** Start of GIVEN RECORDS **

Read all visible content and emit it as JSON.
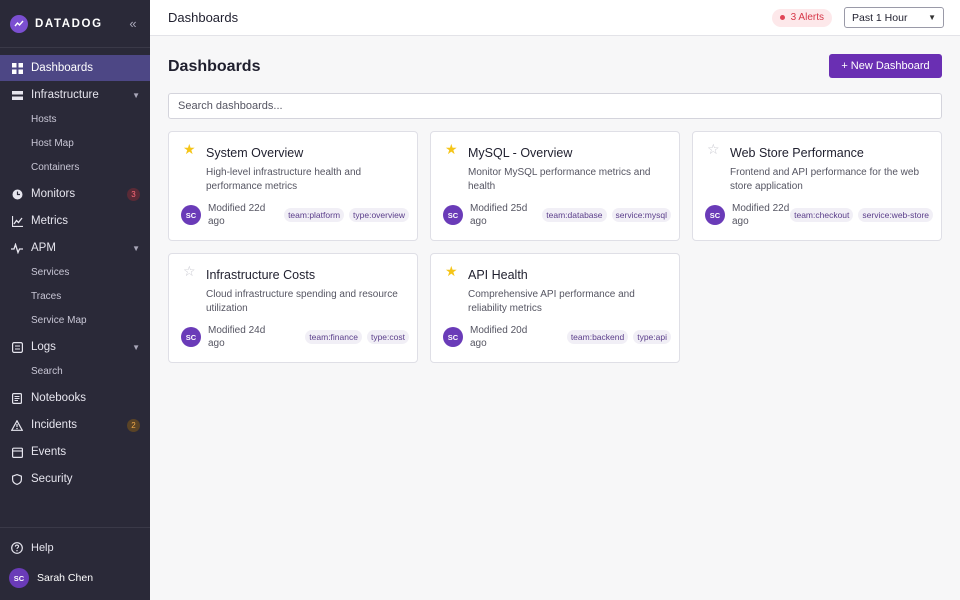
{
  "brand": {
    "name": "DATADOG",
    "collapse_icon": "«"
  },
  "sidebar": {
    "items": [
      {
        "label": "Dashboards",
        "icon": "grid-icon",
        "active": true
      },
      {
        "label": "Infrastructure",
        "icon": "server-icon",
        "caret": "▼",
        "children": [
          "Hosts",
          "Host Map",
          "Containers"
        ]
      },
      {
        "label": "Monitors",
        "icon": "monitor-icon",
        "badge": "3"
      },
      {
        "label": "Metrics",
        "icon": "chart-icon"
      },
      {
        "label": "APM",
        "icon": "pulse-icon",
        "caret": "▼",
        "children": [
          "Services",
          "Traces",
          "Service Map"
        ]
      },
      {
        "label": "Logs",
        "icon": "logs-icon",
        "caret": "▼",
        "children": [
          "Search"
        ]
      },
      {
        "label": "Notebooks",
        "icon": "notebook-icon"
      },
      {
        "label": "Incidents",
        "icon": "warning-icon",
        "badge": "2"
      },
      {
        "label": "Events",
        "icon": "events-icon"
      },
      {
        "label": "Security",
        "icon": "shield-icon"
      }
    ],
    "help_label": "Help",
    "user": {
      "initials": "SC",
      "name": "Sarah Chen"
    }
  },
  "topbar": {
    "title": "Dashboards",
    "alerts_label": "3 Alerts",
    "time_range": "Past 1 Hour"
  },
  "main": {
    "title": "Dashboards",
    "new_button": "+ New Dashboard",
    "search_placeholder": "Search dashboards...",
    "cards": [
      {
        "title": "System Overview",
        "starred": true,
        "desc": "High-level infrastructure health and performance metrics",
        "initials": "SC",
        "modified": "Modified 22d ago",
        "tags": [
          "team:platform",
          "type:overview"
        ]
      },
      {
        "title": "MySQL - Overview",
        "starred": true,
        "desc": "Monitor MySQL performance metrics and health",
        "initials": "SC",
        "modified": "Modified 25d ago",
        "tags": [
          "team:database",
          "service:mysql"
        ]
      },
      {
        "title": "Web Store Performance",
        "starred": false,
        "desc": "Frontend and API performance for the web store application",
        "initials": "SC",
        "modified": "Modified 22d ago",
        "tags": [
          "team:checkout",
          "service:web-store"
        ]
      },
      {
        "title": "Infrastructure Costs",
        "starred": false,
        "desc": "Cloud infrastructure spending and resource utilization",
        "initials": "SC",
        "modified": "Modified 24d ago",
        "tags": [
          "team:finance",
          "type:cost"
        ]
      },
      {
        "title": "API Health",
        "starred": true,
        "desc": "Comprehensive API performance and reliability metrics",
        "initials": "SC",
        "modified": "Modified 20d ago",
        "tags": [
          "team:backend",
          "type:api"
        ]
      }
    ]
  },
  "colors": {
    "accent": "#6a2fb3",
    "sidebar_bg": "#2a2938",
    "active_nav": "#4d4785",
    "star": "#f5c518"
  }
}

** End of GIVEN RECORDS **
** Start of GIVEN RECORDS **

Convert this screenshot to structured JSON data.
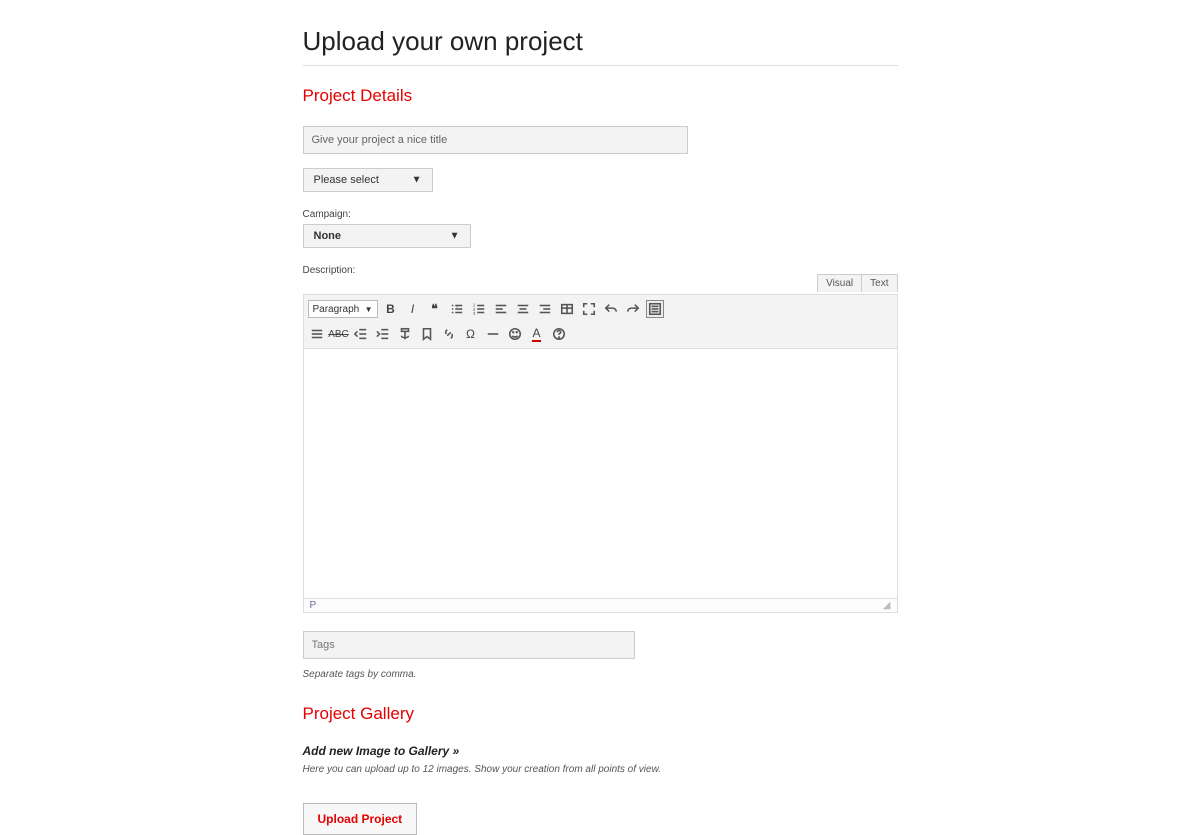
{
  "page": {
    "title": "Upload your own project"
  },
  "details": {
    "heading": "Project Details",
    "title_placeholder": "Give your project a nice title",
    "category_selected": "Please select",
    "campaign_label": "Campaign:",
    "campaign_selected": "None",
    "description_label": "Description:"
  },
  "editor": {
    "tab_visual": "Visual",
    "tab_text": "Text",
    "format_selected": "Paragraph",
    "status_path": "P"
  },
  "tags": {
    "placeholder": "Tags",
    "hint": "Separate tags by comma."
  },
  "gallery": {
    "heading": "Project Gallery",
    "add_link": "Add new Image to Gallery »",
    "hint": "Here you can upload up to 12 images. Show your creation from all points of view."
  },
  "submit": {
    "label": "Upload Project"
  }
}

** End of GIVEN RECORDS **

# WHAT YOU WILL DO
Only lines that contain the word "heading" are wanted; copy each of them.

# WRITTEN ANSWER
    "heading": "Project Details",
    "heading": "Project Gallery",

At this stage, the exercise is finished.